What to do
Set down every entry again word for word, please, but skip the pictures.
------ Input rows ------
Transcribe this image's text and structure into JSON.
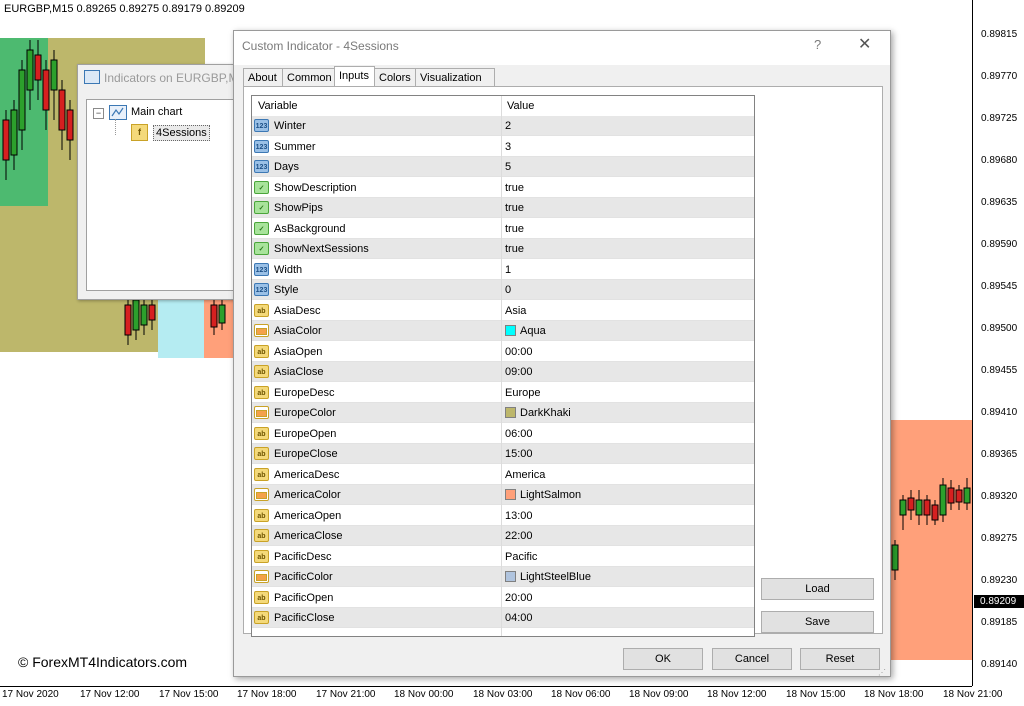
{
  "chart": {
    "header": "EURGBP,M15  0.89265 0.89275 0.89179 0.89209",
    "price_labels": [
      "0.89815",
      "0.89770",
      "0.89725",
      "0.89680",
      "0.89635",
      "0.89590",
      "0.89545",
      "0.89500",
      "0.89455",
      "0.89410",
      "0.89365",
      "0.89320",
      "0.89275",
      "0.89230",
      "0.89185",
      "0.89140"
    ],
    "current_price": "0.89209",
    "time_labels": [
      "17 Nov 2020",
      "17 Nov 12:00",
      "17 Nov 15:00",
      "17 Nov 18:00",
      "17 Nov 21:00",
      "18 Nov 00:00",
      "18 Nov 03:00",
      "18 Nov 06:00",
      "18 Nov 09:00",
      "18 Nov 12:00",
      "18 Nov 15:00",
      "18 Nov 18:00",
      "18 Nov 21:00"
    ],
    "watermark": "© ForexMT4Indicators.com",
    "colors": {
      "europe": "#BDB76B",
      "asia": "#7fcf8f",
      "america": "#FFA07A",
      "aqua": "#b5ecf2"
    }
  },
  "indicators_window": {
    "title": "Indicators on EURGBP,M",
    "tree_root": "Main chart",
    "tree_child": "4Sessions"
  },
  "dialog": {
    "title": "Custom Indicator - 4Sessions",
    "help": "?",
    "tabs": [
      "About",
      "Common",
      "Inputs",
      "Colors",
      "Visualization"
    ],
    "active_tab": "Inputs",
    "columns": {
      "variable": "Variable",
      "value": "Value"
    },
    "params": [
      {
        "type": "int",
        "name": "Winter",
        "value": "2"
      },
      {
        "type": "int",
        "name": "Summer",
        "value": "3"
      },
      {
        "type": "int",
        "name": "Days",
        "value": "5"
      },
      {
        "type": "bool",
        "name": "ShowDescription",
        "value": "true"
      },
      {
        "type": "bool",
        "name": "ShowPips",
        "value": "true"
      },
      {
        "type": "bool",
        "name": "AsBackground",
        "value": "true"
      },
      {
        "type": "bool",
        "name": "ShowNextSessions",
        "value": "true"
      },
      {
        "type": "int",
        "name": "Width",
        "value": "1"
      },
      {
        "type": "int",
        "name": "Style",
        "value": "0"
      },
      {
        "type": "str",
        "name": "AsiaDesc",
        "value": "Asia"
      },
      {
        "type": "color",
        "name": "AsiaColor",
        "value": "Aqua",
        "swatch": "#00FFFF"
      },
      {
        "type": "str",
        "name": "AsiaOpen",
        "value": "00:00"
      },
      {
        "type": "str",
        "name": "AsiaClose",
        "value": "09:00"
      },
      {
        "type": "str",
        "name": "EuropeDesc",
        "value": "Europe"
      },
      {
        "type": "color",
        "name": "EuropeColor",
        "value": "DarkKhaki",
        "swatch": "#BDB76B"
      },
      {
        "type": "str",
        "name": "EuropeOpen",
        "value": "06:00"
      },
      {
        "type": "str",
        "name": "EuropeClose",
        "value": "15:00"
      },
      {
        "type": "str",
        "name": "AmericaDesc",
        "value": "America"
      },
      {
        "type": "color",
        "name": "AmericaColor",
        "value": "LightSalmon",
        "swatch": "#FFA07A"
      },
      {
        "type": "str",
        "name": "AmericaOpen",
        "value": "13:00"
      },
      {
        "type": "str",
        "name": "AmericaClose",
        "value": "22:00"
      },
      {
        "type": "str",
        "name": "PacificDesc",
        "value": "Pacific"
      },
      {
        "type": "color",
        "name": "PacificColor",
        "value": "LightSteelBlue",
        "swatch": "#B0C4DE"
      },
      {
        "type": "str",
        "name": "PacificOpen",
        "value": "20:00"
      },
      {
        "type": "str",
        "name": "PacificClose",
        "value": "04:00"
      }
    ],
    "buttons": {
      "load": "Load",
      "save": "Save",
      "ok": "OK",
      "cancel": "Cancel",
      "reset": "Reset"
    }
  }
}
------
The answer
Transcribe this image's text and structure into JSON.
{
  "chart": {
    "header": "EURGBP,M15  0.89265 0.89275 0.89179 0.89209",
    "price_labels": [
      "0.89815",
      "0.89770",
      "0.89725",
      "0.89680",
      "0.89635",
      "0.89590",
      "0.89545",
      "0.89500",
      "0.89455",
      "0.89410",
      "0.89365",
      "0.89320",
      "0.89275",
      "0.89230",
      "0.89185",
      "0.89140"
    ],
    "current_price": "0.89209",
    "time_labels": [
      "17 Nov 2020",
      "17 Nov 12:00",
      "17 Nov 15:00",
      "17 Nov 18:00",
      "17 Nov 21:00",
      "18 Nov 00:00",
      "18 Nov 03:00",
      "18 Nov 06:00",
      "18 Nov 09:00",
      "18 Nov 12:00",
      "18 Nov 15:00",
      "18 Nov 18:00",
      "18 Nov 21:00"
    ],
    "watermark": "© ForexMT4Indicators.com",
    "colors": {
      "europe": "#BDB76B",
      "asia": "#7fcf8f",
      "america": "#FFA07A",
      "aqua": "#b5ecf2"
    }
  },
  "indicators_window": {
    "title": "Indicators on EURGBP,M",
    "tree_root": "Main chart",
    "tree_child": "4Sessions"
  },
  "dialog": {
    "title": "Custom Indicator - 4Sessions",
    "help": "?",
    "tabs": [
      "About",
      "Common",
      "Inputs",
      "Colors",
      "Visualization"
    ],
    "active_tab": "Inputs",
    "columns": {
      "variable": "Variable",
      "value": "Value"
    },
    "params": [
      {
        "type": "int",
        "name": "Winter",
        "value": "2"
      },
      {
        "type": "int",
        "name": "Summer",
        "value": "3"
      },
      {
        "type": "int",
        "name": "Days",
        "value": "5"
      },
      {
        "type": "bool",
        "name": "ShowDescription",
        "value": "true"
      },
      {
        "type": "bool",
        "name": "ShowPips",
        "value": "true"
      },
      {
        "type": "bool",
        "name": "AsBackground",
        "value": "true"
      },
      {
        "type": "bool",
        "name": "ShowNextSessions",
        "value": "true"
      },
      {
        "type": "int",
        "name": "Width",
        "value": "1"
      },
      {
        "type": "int",
        "name": "Style",
        "value": "0"
      },
      {
        "type": "str",
        "name": "AsiaDesc",
        "value": "Asia"
      },
      {
        "type": "color",
        "name": "AsiaColor",
        "value": "Aqua",
        "swatch": "#00FFFF"
      },
      {
        "type": "str",
        "name": "AsiaOpen",
        "value": "00:00"
      },
      {
        "type": "str",
        "name": "AsiaClose",
        "value": "09:00"
      },
      {
        "type": "str",
        "name": "EuropeDesc",
        "value": "Europe"
      },
      {
        "type": "color",
        "name": "EuropeColor",
        "value": "DarkKhaki",
        "swatch": "#BDB76B"
      },
      {
        "type": "str",
        "name": "EuropeOpen",
        "value": "06:00"
      },
      {
        "type": "str",
        "name": "EuropeClose",
        "value": "15:00"
      },
      {
        "type": "str",
        "name": "AmericaDesc",
        "value": "America"
      },
      {
        "type": "color",
        "name": "AmericaColor",
        "value": "LightSalmon",
        "swatch": "#FFA07A"
      },
      {
        "type": "str",
        "name": "AmericaOpen",
        "value": "13:00"
      },
      {
        "type": "str",
        "name": "AmericaClose",
        "value": "22:00"
      },
      {
        "type": "str",
        "name": "PacificDesc",
        "value": "Pacific"
      },
      {
        "type": "color",
        "name": "PacificColor",
        "value": "LightSteelBlue",
        "swatch": "#B0C4DE"
      },
      {
        "type": "str",
        "name": "PacificOpen",
        "value": "20:00"
      },
      {
        "type": "str",
        "name": "PacificClose",
        "value": "04:00"
      }
    ],
    "buttons": {
      "load": "Load",
      "save": "Save",
      "ok": "OK",
      "cancel": "Cancel",
      "reset": "Reset"
    }
  }
}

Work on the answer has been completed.